Task to complete. Below is some material; transcribe all of it exactly.

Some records
────────

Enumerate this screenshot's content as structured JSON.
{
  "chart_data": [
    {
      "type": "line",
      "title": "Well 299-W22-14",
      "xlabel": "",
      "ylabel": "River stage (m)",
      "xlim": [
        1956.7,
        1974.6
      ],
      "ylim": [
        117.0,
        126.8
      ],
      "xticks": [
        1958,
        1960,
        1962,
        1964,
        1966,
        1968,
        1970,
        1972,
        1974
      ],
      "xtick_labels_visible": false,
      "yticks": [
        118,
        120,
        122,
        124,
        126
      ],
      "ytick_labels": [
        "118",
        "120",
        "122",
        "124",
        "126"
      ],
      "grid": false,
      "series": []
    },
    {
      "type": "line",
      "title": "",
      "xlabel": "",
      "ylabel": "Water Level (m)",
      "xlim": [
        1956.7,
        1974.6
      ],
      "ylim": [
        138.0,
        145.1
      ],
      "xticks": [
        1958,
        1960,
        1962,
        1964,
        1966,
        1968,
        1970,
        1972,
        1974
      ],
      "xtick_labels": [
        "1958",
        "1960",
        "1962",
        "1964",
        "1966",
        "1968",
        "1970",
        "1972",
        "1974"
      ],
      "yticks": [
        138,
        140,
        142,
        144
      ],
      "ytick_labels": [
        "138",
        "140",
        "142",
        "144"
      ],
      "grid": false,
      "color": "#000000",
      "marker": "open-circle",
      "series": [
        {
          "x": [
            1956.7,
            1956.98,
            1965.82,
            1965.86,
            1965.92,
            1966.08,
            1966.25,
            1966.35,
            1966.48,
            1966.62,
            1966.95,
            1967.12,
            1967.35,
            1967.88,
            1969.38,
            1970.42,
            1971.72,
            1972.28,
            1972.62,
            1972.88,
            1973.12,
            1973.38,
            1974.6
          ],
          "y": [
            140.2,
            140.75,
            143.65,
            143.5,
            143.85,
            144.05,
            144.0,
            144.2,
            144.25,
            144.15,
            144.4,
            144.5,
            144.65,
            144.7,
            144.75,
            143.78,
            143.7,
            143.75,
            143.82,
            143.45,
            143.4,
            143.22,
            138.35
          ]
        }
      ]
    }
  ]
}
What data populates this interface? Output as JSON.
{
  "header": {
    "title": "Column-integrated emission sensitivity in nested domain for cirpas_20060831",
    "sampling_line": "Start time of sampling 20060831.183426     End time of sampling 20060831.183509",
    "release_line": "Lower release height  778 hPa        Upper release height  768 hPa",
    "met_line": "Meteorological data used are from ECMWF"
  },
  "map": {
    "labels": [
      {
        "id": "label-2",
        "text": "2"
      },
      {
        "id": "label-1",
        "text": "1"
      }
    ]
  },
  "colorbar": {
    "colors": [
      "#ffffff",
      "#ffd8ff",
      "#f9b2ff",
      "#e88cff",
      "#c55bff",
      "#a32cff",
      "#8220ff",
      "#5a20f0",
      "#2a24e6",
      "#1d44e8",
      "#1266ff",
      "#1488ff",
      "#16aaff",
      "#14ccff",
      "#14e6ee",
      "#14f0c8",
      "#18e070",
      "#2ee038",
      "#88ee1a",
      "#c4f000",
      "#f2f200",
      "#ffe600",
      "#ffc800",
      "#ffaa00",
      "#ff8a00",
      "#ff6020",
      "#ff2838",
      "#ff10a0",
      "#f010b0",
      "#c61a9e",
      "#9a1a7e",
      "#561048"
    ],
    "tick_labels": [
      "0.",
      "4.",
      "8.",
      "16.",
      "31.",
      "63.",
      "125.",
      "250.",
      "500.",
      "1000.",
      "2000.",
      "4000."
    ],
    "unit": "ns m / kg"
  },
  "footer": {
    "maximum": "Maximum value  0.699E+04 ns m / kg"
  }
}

────────

Solved problem.
Enumerate this screenshot's content as structured JSON.
{
  "chart_data": [
    {
      "type": "line",
      "title": "Well 299-W22-14",
      "xlabel": "",
      "ylabel": "River stage (m)",
      "xlim": [
        1956.7,
        1974.6
      ],
      "ylim": [
        117.0,
        126.8
      ],
      "xticks": [
        1958,
        1960,
        1962,
        1964,
        1966,
        1968,
        1970,
        1972,
        1974
      ],
      "xtick_labels_visible": false,
      "yticks": [
        118,
        120,
        122,
        124,
        126
      ],
      "ytick_labels": [
        "118",
        "120",
        "122",
        "124",
        "126"
      ],
      "grid": false,
      "series": []
    },
    {
      "type": "line",
      "title": "",
      "xlabel": "",
      "ylabel": "Water Level (m)",
      "xlim": [
        1956.7,
        1974.6
      ],
      "ylim": [
        138.0,
        145.1
      ],
      "xticks": [
        1958,
        1960,
        1962,
        1964,
        1966,
        1968,
        1970,
        1972,
        1974
      ],
      "xtick_labels": [
        "1958",
        "1960",
        "1962",
        "1964",
        "1966",
        "1968",
        "1970",
        "1972",
        "1974"
      ],
      "yticks": [
        138,
        140,
        142,
        144
      ],
      "ytick_labels": [
        "138",
        "140",
        "142",
        "144"
      ],
      "grid": false,
      "color": "#000000",
      "marker": "open-circle",
      "series": [
        {
          "x": [
            1956.7,
            1956.98,
            1965.82,
            1965.86,
            1965.92,
            1966.08,
            1966.25,
            1966.35,
            1966.48,
            1966.62,
            1966.95,
            1967.12,
            1967.35,
            1967.88,
            1969.38,
            1970.42,
            1971.72,
            1972.28,
            1972.62,
            1972.88,
            1973.12,
            1973.38,
            1974.6
          ],
          "y": [
            140.2,
            140.75,
            143.65,
            143.5,
            143.85,
            144.05,
            144.0,
            144.2,
            144.25,
            144.15,
            144.4,
            144.5,
            144.65,
            144.7,
            144.75,
            143.78,
            143.7,
            143.75,
            143.82,
            143.45,
            143.4,
            143.22,
            138.35
          ]
        }
      ]
    }
  ]
}
What data populates this interface? Output as JSON.
{
  "header": {
    "title": "Column-integrated emission sensitivity in nested domain for cirpas_20060831",
    "sampling_line": "Start time of sampling 20060831.183426     End time of sampling 20060831.183509",
    "release_line": "Lower release height  778 hPa        Upper release height  768 hPa",
    "met_line": "Meteorological data used are from ECMWF"
  },
  "map": {
    "labels": [
      {
        "id": "label-2",
        "text": "2"
      },
      {
        "id": "label-1",
        "text": "1"
      }
    ]
  },
  "colorbar": {
    "colors": [
      "#ffffff",
      "#ffd8ff",
      "#f9b2ff",
      "#e88cff",
      "#c55bff",
      "#a32cff",
      "#8220ff",
      "#5a20f0",
      "#2a24e6",
      "#1d44e8",
      "#1266ff",
      "#1488ff",
      "#16aaff",
      "#14ccff",
      "#14e6ee",
      "#14f0c8",
      "#18e070",
      "#2ee038",
      "#88ee1a",
      "#c4f000",
      "#f2f200",
      "#ffe600",
      "#ffc800",
      "#ffaa00",
      "#ff8a00",
      "#ff6020",
      "#ff2838",
      "#ff10a0",
      "#f010b0",
      "#c61a9e",
      "#9a1a7e",
      "#561048"
    ],
    "tick_labels": [
      "0.",
      "4.",
      "8.",
      "16.",
      "31.",
      "63.",
      "125.",
      "250.",
      "500.",
      "1000.",
      "2000.",
      "4000."
    ],
    "unit": "ns m / kg"
  },
  "footer": {
    "maximum": "Maximum value  0.699E+04 ns m / kg"
  }
}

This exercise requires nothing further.